== STATED GOAL ==
Identify all lines below that hold "grid" and collect them.

Dataset listings of figures:
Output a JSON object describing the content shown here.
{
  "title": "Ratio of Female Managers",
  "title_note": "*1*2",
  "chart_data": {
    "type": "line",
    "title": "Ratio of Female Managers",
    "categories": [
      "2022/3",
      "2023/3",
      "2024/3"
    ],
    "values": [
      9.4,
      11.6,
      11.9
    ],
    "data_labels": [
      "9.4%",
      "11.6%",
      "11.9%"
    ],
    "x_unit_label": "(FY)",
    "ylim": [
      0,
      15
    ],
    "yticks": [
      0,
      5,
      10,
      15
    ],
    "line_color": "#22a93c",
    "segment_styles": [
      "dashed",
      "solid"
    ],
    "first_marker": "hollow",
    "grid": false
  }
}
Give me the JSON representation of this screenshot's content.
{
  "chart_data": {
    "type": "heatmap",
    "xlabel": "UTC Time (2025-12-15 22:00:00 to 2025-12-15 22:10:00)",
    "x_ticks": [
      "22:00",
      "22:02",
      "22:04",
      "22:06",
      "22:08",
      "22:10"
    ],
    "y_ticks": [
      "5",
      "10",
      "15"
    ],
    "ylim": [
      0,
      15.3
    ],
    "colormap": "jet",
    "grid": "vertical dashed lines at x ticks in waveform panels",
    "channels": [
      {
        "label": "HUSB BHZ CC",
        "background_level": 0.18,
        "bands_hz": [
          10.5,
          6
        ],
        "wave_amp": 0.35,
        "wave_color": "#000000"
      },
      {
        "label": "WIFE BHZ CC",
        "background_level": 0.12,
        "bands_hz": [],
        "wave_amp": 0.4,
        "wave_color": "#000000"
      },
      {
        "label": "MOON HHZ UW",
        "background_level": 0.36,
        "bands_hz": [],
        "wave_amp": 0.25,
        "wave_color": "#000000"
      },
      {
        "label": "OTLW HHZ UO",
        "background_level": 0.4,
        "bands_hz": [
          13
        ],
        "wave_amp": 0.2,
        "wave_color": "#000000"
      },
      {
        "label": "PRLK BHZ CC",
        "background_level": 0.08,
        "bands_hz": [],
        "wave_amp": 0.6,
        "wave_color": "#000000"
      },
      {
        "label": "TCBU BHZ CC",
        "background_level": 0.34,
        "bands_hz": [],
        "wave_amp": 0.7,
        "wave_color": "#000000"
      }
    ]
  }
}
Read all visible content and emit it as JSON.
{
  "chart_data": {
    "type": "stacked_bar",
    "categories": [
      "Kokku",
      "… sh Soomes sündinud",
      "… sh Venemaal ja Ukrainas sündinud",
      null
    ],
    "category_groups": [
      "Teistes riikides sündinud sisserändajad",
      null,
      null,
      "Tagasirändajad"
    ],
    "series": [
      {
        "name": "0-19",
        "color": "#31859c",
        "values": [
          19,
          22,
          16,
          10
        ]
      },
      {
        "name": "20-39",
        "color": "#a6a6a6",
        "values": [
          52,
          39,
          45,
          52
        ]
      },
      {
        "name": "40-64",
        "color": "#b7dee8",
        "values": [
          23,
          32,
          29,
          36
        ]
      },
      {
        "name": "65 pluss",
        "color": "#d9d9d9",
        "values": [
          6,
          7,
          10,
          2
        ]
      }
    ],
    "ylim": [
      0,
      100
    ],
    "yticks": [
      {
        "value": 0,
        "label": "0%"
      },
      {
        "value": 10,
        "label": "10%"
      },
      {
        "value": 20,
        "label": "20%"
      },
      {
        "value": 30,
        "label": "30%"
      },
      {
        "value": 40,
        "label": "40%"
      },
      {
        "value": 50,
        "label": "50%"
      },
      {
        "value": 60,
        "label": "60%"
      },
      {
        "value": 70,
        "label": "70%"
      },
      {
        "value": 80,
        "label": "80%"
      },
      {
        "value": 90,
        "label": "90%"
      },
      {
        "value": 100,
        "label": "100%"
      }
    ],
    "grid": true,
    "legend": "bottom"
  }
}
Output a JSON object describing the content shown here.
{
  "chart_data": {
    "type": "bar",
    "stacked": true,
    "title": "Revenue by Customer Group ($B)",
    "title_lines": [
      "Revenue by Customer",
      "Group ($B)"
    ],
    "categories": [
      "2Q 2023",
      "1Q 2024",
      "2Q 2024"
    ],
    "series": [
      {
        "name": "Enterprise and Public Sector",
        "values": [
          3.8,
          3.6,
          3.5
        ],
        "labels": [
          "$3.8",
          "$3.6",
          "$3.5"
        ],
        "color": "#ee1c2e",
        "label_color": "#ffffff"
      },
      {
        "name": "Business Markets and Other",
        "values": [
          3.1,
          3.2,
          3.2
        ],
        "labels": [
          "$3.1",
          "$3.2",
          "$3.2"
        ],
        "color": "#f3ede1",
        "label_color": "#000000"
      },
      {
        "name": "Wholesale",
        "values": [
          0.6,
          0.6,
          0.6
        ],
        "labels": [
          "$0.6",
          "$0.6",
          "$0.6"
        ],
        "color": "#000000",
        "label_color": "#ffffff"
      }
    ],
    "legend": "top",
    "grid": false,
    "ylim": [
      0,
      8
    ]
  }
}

== SOLVED PROBLEM ==
    "grid": false
    "grid": "vertical dashed lines at x ticks in waveform panels",
    "grid": true,
    "grid": false,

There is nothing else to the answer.